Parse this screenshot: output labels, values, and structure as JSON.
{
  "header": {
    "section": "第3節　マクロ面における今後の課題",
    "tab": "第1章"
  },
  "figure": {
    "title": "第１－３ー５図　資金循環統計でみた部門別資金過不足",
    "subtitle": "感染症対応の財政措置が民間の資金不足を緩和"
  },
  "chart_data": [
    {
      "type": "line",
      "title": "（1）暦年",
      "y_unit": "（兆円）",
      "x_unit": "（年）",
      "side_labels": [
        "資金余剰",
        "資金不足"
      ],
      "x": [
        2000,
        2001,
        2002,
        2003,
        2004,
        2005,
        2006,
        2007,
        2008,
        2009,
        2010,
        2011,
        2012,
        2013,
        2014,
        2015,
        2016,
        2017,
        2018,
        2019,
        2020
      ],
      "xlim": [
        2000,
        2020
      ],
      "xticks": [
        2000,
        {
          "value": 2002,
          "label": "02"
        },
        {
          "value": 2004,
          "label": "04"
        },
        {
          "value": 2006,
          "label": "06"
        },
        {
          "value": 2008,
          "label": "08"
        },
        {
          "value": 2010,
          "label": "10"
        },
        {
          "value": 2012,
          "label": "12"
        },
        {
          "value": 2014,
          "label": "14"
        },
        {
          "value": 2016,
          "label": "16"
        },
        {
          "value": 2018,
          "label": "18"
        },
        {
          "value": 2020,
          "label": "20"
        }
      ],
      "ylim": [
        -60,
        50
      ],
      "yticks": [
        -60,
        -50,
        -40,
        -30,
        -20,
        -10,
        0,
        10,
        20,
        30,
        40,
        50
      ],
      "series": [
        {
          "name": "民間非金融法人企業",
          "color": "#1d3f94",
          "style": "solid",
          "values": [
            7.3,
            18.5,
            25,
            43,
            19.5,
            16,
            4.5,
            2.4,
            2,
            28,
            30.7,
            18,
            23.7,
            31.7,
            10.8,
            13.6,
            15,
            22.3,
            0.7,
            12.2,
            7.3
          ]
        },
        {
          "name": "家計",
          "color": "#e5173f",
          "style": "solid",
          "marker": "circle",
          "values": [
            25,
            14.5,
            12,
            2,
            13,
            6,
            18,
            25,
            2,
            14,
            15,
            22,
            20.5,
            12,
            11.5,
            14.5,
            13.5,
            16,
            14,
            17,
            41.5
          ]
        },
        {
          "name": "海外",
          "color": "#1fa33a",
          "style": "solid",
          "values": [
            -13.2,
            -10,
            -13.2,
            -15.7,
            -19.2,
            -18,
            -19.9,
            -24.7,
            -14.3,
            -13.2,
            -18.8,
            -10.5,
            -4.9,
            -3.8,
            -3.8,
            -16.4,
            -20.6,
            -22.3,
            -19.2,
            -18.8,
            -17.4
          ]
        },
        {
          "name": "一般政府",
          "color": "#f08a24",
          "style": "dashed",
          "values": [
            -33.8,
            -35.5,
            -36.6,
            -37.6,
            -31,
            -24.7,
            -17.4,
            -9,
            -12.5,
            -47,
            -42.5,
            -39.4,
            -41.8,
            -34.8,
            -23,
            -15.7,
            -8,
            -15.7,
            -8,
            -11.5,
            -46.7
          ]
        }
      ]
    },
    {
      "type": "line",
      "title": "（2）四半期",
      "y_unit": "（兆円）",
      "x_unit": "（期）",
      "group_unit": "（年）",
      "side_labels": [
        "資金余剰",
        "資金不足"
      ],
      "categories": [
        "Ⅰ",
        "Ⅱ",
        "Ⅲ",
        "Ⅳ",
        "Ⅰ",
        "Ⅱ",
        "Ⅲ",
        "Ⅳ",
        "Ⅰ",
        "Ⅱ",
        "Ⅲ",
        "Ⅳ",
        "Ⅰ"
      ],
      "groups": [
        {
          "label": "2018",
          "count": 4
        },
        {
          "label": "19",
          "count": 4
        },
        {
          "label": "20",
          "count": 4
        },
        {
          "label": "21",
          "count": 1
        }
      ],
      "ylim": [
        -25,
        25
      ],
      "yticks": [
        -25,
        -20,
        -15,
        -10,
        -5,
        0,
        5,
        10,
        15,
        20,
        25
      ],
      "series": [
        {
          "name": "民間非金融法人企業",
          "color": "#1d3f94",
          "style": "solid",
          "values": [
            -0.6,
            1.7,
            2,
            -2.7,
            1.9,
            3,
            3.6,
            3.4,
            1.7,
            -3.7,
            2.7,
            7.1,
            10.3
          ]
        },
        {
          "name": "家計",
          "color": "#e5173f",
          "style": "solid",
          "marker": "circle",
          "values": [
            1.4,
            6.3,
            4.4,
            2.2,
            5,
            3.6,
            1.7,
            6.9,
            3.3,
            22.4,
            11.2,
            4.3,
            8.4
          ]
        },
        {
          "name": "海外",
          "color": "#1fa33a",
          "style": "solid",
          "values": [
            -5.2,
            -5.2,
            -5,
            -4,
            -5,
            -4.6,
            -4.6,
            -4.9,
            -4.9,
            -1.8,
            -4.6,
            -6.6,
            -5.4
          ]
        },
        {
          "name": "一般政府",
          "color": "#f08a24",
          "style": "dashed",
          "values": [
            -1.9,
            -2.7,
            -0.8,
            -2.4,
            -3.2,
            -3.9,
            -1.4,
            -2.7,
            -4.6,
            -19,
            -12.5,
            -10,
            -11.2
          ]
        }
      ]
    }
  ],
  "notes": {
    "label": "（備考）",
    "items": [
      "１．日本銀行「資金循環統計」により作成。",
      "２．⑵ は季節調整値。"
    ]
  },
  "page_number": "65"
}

====

YOUR GOAL
Quote the listing in full, please, keeping every line exact.

TASK RESULT
Parse this screenshot: output labels, values, and structure as JSON.
{
  "header": {
    "section": "第3節　マクロ面における今後の課題",
    "tab": "第1章"
  },
  "figure": {
    "title": "第１－３ー５図　資金循環統計でみた部門別資金過不足",
    "subtitle": "感染症対応の財政措置が民間の資金不足を緩和"
  },
  "chart_data": [
    {
      "type": "line",
      "title": "（1）暦年",
      "y_unit": "（兆円）",
      "x_unit": "（年）",
      "side_labels": [
        "資金余剰",
        "資金不足"
      ],
      "x": [
        2000,
        2001,
        2002,
        2003,
        2004,
        2005,
        2006,
        2007,
        2008,
        2009,
        2010,
        2011,
        2012,
        2013,
        2014,
        2015,
        2016,
        2017,
        2018,
        2019,
        2020
      ],
      "xlim": [
        2000,
        2020
      ],
      "xticks": [
        2000,
        {
          "value": 2002,
          "label": "02"
        },
        {
          "value": 2004,
          "label": "04"
        },
        {
          "value": 2006,
          "label": "06"
        },
        {
          "value": 2008,
          "label": "08"
        },
        {
          "value": 2010,
          "label": "10"
        },
        {
          "value": 2012,
          "label": "12"
        },
        {
          "value": 2014,
          "label": "14"
        },
        {
          "value": 2016,
          "label": "16"
        },
        {
          "value": 2018,
          "label": "18"
        },
        {
          "value": 2020,
          "label": "20"
        }
      ],
      "ylim": [
        -60,
        50
      ],
      "yticks": [
        -60,
        -50,
        -40,
        -30,
        -20,
        -10,
        0,
        10,
        20,
        30,
        40,
        50
      ],
      "series": [
        {
          "name": "民間非金融法人企業",
          "color": "#1d3f94",
          "style": "solid",
          "values": [
            7.3,
            18.5,
            25,
            43,
            19.5,
            16,
            4.5,
            2.4,
            2,
            28,
            30.7,
            18,
            23.7,
            31.7,
            10.8,
            13.6,
            15,
            22.3,
            0.7,
            12.2,
            7.3
          ]
        },
        {
          "name": "家計",
          "color": "#e5173f",
          "style": "solid",
          "marker": "circle",
          "values": [
            25,
            14.5,
            12,
            2,
            13,
            6,
            18,
            25,
            2,
            14,
            15,
            22,
            20.5,
            12,
            11.5,
            14.5,
            13.5,
            16,
            14,
            17,
            41.5
          ]
        },
        {
          "name": "海外",
          "color": "#1fa33a",
          "style": "solid",
          "values": [
            -13.2,
            -10,
            -13.2,
            -15.7,
            -19.2,
            -18,
            -19.9,
            -24.7,
            -14.3,
            -13.2,
            -18.8,
            -10.5,
            -4.9,
            -3.8,
            -3.8,
            -16.4,
            -20.6,
            -22.3,
            -19.2,
            -18.8,
            -17.4
          ]
        },
        {
          "name": "一般政府",
          "color": "#f08a24",
          "style": "dashed",
          "values": [
            -33.8,
            -35.5,
            -36.6,
            -37.6,
            -31,
            -24.7,
            -17.4,
            -9,
            -12.5,
            -47,
            -42.5,
            -39.4,
            -41.8,
            -34.8,
            -23,
            -15.7,
            -8,
            -15.7,
            -8,
            -11.5,
            -46.7
          ]
        }
      ]
    },
    {
      "type": "line",
      "title": "（2）四半期",
      "y_unit": "（兆円）",
      "x_unit": "（期）",
      "group_unit": "（年）",
      "side_labels": [
        "資金余剰",
        "資金不足"
      ],
      "categories": [
        "Ⅰ",
        "Ⅱ",
        "Ⅲ",
        "Ⅳ",
        "Ⅰ",
        "Ⅱ",
        "Ⅲ",
        "Ⅳ",
        "Ⅰ",
        "Ⅱ",
        "Ⅲ",
        "Ⅳ",
        "Ⅰ"
      ],
      "groups": [
        {
          "label": "2018",
          "count": 4
        },
        {
          "label": "19",
          "count": 4
        },
        {
          "label": "20",
          "count": 4
        },
        {
          "label": "21",
          "count": 1
        }
      ],
      "ylim": [
        -25,
        25
      ],
      "yticks": [
        -25,
        -20,
        -15,
        -10,
        -5,
        0,
        5,
        10,
        15,
        20,
        25
      ],
      "series": [
        {
          "name": "民間非金融法人企業",
          "color": "#1d3f94",
          "style": "solid",
          "values": [
            -0.6,
            1.7,
            2,
            -2.7,
            1.9,
            3,
            3.6,
            3.4,
            1.7,
            -3.7,
            2.7,
            7.1,
            10.3
          ]
        },
        {
          "name": "家計",
          "color": "#e5173f",
          "style": "solid",
          "marker": "circle",
          "values": [
            1.4,
            6.3,
            4.4,
            2.2,
            5,
            3.6,
            1.7,
            6.9,
            3.3,
            22.4,
            11.2,
            4.3,
            8.4
          ]
        },
        {
          "name": "海外",
          "color": "#1fa33a",
          "style": "solid",
          "values": [
            -5.2,
            -5.2,
            -5,
            -4,
            -5,
            -4.6,
            -4.6,
            -4.9,
            -4.9,
            -1.8,
            -4.6,
            -6.6,
            -5.4
          ]
        },
        {
          "name": "一般政府",
          "color": "#f08a24",
          "style": "dashed",
          "values": [
            -1.9,
            -2.7,
            -0.8,
            -2.4,
            -3.2,
            -3.9,
            -1.4,
            -2.7,
            -4.6,
            -19,
            -12.5,
            -10,
            -11.2
          ]
        }
      ]
    }
  ],
  "notes": {
    "label": "（備考）",
    "items": [
      "１．日本銀行「資金循環統計」により作成。",
      "２．⑵ は季節調整値。"
    ]
  },
  "page_number": "65"
}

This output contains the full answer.